Write out the lines below word for word, starting from the first line of the records. Stop after the line that contains "trace-1400 [77,181,573,187]".

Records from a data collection
┌──

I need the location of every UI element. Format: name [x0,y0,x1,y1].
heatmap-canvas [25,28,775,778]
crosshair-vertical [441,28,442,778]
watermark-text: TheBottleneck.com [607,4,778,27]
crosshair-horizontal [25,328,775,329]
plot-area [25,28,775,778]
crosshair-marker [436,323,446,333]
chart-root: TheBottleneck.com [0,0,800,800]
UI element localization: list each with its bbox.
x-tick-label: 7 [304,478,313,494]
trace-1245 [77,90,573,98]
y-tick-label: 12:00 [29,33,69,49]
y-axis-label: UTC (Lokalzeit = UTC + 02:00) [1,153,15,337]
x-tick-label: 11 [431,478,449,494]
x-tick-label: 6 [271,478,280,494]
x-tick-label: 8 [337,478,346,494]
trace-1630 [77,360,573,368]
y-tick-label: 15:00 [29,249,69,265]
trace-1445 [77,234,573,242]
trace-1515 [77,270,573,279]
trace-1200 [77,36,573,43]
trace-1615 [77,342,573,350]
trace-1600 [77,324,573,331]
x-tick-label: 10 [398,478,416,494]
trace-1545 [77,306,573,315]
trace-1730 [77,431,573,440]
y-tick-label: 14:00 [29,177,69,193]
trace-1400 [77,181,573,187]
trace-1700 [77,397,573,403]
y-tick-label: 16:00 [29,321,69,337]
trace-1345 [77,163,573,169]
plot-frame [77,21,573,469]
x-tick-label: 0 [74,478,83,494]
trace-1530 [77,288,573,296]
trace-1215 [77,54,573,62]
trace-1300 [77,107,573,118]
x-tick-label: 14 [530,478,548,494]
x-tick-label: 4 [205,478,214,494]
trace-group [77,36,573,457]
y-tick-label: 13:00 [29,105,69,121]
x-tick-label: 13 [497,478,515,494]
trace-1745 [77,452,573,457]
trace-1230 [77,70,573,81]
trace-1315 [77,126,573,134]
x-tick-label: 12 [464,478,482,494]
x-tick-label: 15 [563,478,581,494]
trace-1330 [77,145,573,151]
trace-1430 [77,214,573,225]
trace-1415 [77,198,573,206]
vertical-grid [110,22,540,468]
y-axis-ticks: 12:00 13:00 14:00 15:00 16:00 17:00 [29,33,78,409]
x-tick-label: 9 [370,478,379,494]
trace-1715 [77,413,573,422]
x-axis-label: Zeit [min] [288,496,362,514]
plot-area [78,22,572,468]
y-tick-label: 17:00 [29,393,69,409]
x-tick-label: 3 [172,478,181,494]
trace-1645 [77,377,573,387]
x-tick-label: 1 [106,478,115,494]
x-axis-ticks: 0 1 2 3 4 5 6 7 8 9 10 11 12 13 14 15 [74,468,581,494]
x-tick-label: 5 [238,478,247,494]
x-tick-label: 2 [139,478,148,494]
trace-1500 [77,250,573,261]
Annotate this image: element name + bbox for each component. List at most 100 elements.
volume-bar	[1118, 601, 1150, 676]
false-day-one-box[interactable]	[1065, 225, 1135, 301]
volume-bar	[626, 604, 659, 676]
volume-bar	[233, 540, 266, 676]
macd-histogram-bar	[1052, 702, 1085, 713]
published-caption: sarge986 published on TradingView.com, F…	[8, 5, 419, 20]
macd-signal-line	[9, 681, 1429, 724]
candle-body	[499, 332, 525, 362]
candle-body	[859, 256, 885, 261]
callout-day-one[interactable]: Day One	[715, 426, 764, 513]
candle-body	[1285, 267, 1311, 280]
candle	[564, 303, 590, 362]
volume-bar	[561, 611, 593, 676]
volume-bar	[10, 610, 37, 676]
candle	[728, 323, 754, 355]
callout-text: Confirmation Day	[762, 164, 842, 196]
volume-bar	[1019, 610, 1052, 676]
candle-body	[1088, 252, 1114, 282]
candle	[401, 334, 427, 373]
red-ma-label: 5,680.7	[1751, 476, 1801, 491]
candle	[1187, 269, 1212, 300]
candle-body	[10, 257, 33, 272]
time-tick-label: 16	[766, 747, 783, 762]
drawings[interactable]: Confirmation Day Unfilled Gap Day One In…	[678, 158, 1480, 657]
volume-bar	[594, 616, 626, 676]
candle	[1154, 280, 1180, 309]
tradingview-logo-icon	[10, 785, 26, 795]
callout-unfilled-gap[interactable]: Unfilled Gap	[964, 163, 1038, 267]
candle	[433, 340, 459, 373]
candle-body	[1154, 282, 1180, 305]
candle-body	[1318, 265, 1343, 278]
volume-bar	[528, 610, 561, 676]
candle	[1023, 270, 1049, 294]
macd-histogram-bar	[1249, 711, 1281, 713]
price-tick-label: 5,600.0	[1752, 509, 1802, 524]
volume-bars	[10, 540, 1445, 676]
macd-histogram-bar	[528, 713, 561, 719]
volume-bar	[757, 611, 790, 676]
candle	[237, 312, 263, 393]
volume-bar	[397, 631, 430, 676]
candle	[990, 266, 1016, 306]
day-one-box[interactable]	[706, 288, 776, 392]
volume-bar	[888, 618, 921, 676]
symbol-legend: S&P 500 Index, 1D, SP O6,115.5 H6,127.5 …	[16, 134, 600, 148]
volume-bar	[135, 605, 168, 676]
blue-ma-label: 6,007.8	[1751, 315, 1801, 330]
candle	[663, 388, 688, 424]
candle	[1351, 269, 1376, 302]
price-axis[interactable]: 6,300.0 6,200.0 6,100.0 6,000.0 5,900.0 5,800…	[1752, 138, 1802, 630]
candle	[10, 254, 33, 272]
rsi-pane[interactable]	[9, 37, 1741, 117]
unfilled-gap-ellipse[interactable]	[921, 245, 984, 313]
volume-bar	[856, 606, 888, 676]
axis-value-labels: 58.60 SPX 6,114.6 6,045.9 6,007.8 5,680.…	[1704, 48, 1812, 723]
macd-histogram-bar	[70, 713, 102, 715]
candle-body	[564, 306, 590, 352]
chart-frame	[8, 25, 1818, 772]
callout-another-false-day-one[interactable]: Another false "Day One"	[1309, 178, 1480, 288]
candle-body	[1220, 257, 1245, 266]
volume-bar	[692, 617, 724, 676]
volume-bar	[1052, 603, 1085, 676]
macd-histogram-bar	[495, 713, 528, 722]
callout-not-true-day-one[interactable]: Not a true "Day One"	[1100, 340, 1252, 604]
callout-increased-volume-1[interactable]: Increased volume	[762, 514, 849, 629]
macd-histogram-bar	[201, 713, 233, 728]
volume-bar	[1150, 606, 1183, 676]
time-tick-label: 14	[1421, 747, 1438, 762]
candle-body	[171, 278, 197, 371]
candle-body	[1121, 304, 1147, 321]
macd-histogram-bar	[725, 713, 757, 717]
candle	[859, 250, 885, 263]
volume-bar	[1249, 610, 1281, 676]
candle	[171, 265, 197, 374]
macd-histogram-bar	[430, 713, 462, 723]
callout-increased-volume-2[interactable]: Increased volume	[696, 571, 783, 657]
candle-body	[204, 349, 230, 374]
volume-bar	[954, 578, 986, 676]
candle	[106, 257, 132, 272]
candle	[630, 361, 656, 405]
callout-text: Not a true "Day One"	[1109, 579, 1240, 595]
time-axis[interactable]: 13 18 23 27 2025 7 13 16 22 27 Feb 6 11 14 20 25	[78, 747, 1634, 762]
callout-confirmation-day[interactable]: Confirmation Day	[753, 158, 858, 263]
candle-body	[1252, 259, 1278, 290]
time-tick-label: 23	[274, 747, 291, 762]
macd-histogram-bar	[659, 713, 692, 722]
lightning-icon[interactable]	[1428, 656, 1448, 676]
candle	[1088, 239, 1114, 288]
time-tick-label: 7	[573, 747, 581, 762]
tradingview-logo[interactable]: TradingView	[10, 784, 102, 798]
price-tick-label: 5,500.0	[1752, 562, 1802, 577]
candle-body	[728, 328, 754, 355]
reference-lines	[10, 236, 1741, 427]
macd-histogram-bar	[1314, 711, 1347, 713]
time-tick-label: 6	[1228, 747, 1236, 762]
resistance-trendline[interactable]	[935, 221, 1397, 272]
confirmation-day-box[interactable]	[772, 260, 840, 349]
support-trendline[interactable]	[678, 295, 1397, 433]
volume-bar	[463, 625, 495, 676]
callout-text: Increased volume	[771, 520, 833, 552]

└──

▸ **Output below**
I need the location of every UI element. Format: name [x0,y0,x1,y1].
heatmap-canvas [25,28,775,778]
crosshair-vertical [441,28,442,778]
watermark-text: TheBottleneck.com [607,4,778,27]
crosshair-horizontal [25,328,775,329]
plot-area [25,28,775,778]
crosshair-marker [436,323,446,333]
chart-root: TheBottleneck.com [0,0,800,800]
UI element localization: list each with its bbox.
x-tick-label: 7 [304,478,313,494]
trace-1245 [77,90,573,98]
y-tick-label: 12:00 [29,33,69,49]
y-axis-label: UTC (Lokalzeit = UTC + 02:00) [1,153,15,337]
x-tick-label: 11 [431,478,449,494]
x-tick-label: 6 [271,478,280,494]
x-tick-label: 8 [337,478,346,494]
trace-1630 [77,360,573,368]
y-tick-label: 15:00 [29,249,69,265]
trace-1445 [77,234,573,242]
trace-1515 [77,270,573,279]
trace-1200 [77,36,573,43]
trace-1615 [77,342,573,350]
trace-1600 [77,324,573,331]
x-tick-label: 10 [398,478,416,494]
trace-1545 [77,306,573,315]
trace-1730 [77,431,573,440]
y-tick-label: 14:00 [29,177,69,193]
trace-1400 [77,181,573,187]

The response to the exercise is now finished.